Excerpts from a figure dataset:
● ● ● ● ● ● ●
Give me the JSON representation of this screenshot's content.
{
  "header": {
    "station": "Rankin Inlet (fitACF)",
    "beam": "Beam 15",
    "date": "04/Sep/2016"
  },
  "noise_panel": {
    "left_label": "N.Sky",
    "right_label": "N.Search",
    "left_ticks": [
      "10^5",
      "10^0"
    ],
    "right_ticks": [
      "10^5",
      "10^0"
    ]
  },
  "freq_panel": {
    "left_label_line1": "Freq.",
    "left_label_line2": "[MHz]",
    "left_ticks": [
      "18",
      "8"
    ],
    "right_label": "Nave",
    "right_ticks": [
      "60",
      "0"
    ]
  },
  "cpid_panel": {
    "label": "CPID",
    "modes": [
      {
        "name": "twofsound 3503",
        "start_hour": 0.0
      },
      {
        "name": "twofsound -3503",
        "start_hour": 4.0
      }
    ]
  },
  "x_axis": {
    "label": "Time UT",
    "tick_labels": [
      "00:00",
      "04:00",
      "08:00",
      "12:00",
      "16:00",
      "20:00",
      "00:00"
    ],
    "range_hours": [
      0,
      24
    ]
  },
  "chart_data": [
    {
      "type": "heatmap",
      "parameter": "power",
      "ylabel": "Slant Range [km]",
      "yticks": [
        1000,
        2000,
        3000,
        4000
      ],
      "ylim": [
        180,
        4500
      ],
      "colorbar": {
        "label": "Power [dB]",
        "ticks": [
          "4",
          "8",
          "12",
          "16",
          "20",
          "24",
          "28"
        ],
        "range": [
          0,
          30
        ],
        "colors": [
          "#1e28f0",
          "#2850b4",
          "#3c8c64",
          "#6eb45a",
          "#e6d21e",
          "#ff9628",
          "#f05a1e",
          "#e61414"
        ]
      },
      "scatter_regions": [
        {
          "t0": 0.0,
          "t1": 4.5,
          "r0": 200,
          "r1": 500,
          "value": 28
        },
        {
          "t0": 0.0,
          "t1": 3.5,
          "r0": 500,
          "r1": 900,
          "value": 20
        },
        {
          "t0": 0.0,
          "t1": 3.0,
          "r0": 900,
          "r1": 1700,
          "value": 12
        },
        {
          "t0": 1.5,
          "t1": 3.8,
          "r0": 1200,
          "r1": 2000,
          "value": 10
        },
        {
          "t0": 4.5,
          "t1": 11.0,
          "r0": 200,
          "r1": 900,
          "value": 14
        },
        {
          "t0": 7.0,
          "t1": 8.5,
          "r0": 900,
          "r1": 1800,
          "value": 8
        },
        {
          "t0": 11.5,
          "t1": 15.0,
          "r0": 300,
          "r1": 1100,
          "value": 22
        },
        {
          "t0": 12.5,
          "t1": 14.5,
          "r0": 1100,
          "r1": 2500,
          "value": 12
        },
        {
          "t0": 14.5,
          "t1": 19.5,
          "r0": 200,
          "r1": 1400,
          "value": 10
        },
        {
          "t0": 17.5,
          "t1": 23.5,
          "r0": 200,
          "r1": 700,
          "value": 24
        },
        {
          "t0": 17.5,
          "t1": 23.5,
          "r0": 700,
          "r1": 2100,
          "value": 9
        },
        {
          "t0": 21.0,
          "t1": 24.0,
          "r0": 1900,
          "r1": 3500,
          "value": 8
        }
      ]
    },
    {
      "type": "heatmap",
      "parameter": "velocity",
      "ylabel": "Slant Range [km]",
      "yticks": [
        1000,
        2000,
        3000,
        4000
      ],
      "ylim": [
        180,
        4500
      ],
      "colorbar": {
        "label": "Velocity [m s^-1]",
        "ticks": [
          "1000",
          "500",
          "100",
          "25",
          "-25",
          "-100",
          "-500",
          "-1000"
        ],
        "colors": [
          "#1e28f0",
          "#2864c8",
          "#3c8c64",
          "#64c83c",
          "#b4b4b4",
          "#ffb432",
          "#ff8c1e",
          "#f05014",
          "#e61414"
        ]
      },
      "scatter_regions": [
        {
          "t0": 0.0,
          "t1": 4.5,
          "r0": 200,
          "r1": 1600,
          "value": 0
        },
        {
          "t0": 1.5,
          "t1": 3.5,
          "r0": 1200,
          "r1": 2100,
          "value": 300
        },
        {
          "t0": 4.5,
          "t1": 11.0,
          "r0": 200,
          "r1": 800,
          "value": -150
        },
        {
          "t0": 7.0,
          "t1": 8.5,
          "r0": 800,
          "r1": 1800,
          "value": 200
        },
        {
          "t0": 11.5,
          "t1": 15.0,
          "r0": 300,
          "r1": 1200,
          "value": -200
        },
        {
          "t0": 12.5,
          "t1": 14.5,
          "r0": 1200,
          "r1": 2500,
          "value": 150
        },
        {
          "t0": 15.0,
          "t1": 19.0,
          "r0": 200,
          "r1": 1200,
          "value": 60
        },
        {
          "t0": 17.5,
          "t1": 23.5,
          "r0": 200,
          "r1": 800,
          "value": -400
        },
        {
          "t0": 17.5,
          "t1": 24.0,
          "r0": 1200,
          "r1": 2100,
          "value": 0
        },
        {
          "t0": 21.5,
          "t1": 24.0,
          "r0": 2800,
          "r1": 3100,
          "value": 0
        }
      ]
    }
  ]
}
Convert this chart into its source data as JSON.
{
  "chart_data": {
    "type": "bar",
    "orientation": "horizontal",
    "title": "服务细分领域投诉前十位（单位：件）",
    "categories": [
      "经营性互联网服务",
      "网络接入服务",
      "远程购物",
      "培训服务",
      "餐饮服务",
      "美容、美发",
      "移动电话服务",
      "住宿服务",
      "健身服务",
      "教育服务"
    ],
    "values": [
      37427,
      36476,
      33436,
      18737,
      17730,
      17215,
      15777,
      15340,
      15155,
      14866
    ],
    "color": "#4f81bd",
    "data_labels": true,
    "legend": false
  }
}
● ● ● ● ● ● ●
List all lines in the material containing the string "JSON".

• _TASK OUTPUT_:
Give me the JSON representation of this screenshot's content.
Convert this chart into its source data as JSON.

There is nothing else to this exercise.